● Dataset content:

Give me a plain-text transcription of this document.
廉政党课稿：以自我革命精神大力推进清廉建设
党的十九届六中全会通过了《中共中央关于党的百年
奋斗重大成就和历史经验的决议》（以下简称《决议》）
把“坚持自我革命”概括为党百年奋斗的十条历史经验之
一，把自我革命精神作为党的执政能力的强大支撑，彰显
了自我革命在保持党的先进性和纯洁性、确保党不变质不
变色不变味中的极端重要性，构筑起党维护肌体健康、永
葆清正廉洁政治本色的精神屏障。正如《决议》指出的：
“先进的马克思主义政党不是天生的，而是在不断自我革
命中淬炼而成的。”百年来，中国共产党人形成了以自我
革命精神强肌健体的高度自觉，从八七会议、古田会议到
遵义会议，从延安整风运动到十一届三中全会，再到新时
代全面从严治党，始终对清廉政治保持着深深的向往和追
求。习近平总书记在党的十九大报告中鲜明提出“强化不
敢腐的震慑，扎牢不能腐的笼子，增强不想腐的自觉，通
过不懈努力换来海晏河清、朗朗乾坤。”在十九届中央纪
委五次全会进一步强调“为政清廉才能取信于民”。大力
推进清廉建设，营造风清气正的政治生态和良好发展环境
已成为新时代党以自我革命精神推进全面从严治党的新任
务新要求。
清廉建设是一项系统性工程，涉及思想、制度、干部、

● Short exercise: All of the material above needs to be retyped word for word.

● Exercise response:
Give me a plain-text transcription of this document.
廉政党课稿：以自我革命精神大力推进清廉建设
党的十九届六中全会通过了《中共中央关于党的百年
奋斗重大成就和历史经验的决议》（以下简称《决议》）
把“坚持自我革命”概括为党百年奋斗的十条历史经验之
一，把自我革命精神作为党的执政能力的强大支撑，彰显
了自我革命在保持党的先进性和纯洁性、确保党不变质不
变色不变味中的极端重要性，构筑起党维护肌体健康、永
葆清正廉洁政治本色的精神屏障。正如《决议》指出的：
“先进的马克思主义政党不是天生的，而是在不断自我革
命中淬炼而成的。”百年来，中国共产党人形成了以自我
革命精神强肌健体的高度自觉，从八七会议、古田会议到
遵义会议，从延安整风运动到十一届三中全会，再到新时
代全面从严治党，始终对清廉政治保持着深深的向往和追
求。习近平总书记在党的十九大报告中鲜明提出“强化不
敢腐的震慑，扎牢不能腐的笼子，增强不想腐的自觉，通
过不懈努力换来海晏河清、朗朗乾坤。”在十九届中央纪
委五次全会进一步强调“为政清廉才能取信于民”。大力
推进清廉建设，营造风清气正的政治生态和良好发展环境
已成为新时代党以自我革命精神推进全面从严治党的新任
务新要求。
清廉建设是一项系统性工程，涉及思想、制度、干部、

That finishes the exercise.